● **Given request**
Copy each line of the records that contains the word "brought".

╭─ Supplied records

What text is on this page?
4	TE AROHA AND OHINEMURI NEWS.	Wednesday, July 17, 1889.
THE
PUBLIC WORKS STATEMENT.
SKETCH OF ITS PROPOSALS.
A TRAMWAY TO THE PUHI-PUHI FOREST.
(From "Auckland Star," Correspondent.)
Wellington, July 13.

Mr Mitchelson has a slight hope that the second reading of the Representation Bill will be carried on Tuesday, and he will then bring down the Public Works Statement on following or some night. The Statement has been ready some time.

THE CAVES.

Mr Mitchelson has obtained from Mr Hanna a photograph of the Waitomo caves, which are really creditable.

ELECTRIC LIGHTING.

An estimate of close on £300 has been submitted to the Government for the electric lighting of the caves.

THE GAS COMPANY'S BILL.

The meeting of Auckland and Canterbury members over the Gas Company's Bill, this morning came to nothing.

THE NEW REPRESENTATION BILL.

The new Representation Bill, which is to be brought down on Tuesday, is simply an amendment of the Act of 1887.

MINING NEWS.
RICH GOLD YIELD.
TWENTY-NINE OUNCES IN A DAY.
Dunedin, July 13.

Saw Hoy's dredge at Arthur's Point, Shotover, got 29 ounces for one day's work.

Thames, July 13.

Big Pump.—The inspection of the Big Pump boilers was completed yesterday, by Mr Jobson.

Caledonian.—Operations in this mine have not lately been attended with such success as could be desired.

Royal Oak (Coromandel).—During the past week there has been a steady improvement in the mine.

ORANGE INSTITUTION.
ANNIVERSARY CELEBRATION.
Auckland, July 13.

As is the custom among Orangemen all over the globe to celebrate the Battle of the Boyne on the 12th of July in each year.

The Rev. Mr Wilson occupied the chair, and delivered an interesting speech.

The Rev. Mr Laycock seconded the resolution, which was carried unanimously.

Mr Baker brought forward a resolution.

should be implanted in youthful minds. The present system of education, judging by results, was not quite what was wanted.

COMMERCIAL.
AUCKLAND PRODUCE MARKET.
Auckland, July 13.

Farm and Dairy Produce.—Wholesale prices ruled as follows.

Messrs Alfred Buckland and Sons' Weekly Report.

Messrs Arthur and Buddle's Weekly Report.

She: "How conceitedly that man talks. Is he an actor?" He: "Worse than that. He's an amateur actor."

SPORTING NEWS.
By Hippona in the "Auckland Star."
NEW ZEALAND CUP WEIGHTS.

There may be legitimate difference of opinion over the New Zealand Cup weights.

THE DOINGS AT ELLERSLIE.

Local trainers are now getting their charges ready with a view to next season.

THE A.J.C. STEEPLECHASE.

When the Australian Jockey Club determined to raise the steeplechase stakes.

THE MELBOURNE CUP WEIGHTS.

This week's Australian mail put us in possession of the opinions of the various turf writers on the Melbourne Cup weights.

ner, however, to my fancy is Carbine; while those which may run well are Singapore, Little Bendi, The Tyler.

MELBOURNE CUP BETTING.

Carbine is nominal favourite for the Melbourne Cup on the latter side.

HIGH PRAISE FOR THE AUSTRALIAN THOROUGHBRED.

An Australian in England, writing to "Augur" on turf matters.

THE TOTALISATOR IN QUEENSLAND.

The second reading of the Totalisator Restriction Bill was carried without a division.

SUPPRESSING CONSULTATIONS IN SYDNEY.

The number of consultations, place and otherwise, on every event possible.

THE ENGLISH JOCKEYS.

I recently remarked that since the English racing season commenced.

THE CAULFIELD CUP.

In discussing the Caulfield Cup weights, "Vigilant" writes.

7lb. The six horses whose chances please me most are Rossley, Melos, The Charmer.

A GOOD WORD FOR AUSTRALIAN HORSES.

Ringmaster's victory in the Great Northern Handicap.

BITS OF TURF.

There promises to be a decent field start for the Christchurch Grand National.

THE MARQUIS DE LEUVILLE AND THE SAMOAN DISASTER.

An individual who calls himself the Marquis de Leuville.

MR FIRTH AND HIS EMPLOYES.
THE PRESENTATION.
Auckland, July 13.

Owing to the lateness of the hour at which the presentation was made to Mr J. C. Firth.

╰─

● **Final result**
The new Representation Bill, which is to be brought down on Tuesday, is simply an amendment of the Act of 1887.
Mr Baker brought forward a resolution.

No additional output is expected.